--- begin ---

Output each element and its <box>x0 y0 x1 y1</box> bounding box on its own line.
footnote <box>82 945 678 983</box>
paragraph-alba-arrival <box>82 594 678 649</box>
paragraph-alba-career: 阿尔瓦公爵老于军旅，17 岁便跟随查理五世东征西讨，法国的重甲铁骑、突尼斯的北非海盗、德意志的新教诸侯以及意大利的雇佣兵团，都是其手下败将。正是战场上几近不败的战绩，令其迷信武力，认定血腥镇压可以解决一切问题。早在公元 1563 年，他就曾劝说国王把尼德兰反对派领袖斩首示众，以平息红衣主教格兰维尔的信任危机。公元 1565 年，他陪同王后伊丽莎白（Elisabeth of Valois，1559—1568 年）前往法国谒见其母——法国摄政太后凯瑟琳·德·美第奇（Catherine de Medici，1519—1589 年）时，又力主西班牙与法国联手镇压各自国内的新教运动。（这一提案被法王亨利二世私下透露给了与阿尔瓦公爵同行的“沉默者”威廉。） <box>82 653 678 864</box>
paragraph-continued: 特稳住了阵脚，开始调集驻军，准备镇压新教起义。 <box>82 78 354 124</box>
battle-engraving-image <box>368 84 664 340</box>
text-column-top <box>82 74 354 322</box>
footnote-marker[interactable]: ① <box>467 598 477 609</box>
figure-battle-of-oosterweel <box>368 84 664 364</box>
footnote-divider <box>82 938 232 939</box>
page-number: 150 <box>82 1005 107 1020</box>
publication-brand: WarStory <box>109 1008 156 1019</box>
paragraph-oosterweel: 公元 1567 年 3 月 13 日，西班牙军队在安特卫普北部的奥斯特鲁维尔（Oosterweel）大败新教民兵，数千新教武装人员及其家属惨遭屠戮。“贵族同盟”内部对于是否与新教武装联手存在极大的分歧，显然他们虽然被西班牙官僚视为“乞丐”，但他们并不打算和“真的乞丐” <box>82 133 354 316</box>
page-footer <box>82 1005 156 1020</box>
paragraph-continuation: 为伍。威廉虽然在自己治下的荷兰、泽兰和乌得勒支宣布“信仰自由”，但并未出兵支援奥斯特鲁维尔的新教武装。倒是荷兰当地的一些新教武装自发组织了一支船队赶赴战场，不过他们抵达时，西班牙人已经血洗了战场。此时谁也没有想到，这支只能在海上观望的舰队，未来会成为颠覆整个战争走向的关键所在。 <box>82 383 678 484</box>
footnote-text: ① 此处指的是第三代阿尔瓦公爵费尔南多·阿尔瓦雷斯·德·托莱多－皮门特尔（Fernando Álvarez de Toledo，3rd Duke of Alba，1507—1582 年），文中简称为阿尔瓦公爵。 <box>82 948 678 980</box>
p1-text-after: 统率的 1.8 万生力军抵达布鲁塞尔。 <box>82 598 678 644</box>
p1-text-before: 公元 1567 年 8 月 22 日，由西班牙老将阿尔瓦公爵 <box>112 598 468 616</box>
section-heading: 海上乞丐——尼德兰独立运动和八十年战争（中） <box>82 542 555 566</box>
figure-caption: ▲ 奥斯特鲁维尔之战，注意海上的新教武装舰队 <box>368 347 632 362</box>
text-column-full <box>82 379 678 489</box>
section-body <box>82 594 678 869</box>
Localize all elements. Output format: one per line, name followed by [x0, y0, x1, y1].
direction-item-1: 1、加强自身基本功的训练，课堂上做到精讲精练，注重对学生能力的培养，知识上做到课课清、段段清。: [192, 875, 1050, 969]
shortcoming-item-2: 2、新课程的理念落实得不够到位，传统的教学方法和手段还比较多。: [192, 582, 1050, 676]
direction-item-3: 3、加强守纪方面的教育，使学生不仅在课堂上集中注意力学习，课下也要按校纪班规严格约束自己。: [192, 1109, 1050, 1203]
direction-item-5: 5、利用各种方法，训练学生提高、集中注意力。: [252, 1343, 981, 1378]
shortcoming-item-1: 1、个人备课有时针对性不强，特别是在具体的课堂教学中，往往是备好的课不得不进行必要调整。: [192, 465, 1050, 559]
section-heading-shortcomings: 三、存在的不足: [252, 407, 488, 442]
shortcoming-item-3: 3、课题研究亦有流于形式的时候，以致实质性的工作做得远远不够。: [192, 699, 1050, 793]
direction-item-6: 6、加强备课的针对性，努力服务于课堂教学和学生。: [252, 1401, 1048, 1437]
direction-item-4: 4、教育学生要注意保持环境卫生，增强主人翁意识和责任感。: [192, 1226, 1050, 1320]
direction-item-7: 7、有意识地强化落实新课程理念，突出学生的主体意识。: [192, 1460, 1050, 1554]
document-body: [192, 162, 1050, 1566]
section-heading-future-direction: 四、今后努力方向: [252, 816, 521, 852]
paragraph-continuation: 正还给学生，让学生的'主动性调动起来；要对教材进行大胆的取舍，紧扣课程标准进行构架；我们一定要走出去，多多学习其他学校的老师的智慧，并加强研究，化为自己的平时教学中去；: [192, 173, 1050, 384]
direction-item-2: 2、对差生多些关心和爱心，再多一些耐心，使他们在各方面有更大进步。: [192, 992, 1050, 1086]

--- end ---

WHAT IS ASKED ->
Please rewrite all of the data above as a numbered list, one line per item, and leave out any blank lines.

RESULT ->
1. Output each element and its <box>x0 y0 x1 y1</box> bounding box on its own line.
2. footnote <box>82 945 678 983</box>
3. paragraph-alba-arrival <box>82 594 678 649</box>
4. paragraph-alba-career: 阿尔瓦公爵老于军旅，17 岁便跟随查理五世东征西讨，法国的重甲铁骑、突尼斯的北非海盗、德意志的新教诸侯以及意大利的雇佣兵团，都是其手下败将。正是战场上几近不败的战绩，令其迷信武力，认定血腥镇压可以解决一切问题。早在公元 1563 年，他就曾劝说国王把尼德兰反对派领袖斩首示众，以平息红衣主教格兰维尔的信任危机。公元 1565 年，他陪同王后伊丽莎白（Elisabeth of Valois，1559—1568 年）前往法国谒见其母——法国摄政太后凯瑟琳·德·美第奇（Catherine de Medici，1519—1589 年）时，又力主西班牙与法国联手镇压各自国内的新教运动。（这一提案被法王亨利二世私下透露给了与阿尔瓦公爵同行的“沉默者”威廉。） <box>82 653 678 864</box>
5. paragraph-continued: 特稳住了阵脚，开始调集驻军，准备镇压新教起义。 <box>82 78 354 124</box>
6. battle-engraving-image <box>368 84 664 340</box>
7. text-column-top <box>82 74 354 322</box>
8. footnote-marker[interactable]: ① <box>467 598 477 609</box>
9. figure-battle-of-oosterweel <box>368 84 664 364</box>
10. footnote-divider <box>82 938 232 939</box>
11. page-number: 150 <box>82 1005 107 1020</box>
12. publication-brand: WarStory <box>109 1008 156 1019</box>
13. paragraph-oosterweel: 公元 1567 年 3 月 13 日，西班牙军队在安特卫普北部的奥斯特鲁维尔（Oosterweel）大败新教民兵，数千新教武装人员及其家属惨遭屠戮。“贵族同盟”内部对于是否与新教武装联手存在极大的分歧，显然他们虽然被西班牙官僚视为“乞丐”，但他们并不打算和“真的乞丐” <box>82 133 354 316</box>
14. page-footer <box>82 1005 156 1020</box>
15. paragraph-continuation: 为伍。威廉虽然在自己治下的荷兰、泽兰和乌得勒支宣布“信仰自由”，但并未出兵支援奥斯特鲁维尔的新教武装。倒是荷兰当地的一些新教武装自发组织了一支船队赶赴战场，不过他们抵达时，西班牙人已经血洗了战场。此时谁也没有想到，这支只能在海上观望的舰队，未来会成为颠覆整个战争走向的关键所在。 <box>82 383 678 484</box>
16. footnote-text: ① 此处指的是第三代阿尔瓦公爵费尔南多·阿尔瓦雷斯·德·托莱多－皮门特尔（Fernando Álvarez de Toledo，3rd Duke of Alba，1507—1582 年），文中简称为阿尔瓦公爵。 <box>82 948 678 980</box>
17. p1-text-after: 统率的 1.8 万生力军抵达布鲁塞尔。 <box>82 598 678 644</box>
18. p1-text-before: 公元 1567 年 8 月 22 日，由西班牙老将阿尔瓦公爵 <box>112 598 468 616</box>
19. section-heading: 海上乞丐——尼德兰独立运动和八十年战争（中） <box>82 542 555 566</box>
20. figure-caption: ▲ 奥斯特鲁维尔之战，注意海上的新教武装舰队 <box>368 347 632 362</box>
21. text-column-full <box>82 379 678 489</box>
22. section-body <box>82 594 678 869</box>
23. Localize all elements. Output format: one per line, name followed by [x0, y0, x1, y1].
24. direction-item-1: 1、加强自身基本功的训练，课堂上做到精讲精练，注重对学生能力的培养，知识上做到课课清、段段清。: [192, 875, 1050, 969]
25. shortcoming-item-2: 2、新课程的理念落实得不够到位，传统的教学方法和手段还比较多。: [192, 582, 1050, 676]
26. direction-item-3: 3、加强守纪方面的教育，使学生不仅在课堂上集中注意力学习，课下也要按校纪班规严格约束自己。: [192, 1109, 1050, 1203]
27. direction-item-5: 5、利用各种方法，训练学生提高、集中注意力。: [252, 1343, 981, 1378]
28. shortcoming-item-1: 1、个人备课有时针对性不强，特别是在具体的课堂教学中，往往是备好的课不得不进行必要调整。: [192, 465, 1050, 559]
29. section-heading-shortcomings: 三、存在的不足: [252, 407, 488, 442]
30. shortcoming-item-3: 3、课题研究亦有流于形式的时候，以致实质性的工作做得远远不够。: [192, 699, 1050, 793]
31. direction-item-6: 6、加强备课的针对性，努力服务于课堂教学和学生。: [252, 1401, 1048, 1437]
32. direction-item-4: 4、教育学生要注意保持环境卫生，增强主人翁意识和责任感。: [192, 1226, 1050, 1320]
33. direction-item-7: 7、有意识地强化落实新课程理念，突出学生的主体意识。: [192, 1460, 1050, 1554]
34. document-body: [192, 162, 1050, 1566]
35. section-heading-future-direction: 四、今后努力方向: [252, 816, 521, 852]
36. paragraph-continuation: 正还给学生，让学生的'主动性调动起来；要对教材进行大胆的取舍，紧扣课程标准进行构架；我们一定要走出去，多多学习其他学校的老师的智慧，并加强研究，化为自己的平时教学中去；: [192, 173, 1050, 384]
37. direction-item-2: 2、对差生多些关心和爱心，再多一些耐心，使他们在各方面有更大进步。: [192, 992, 1050, 1086]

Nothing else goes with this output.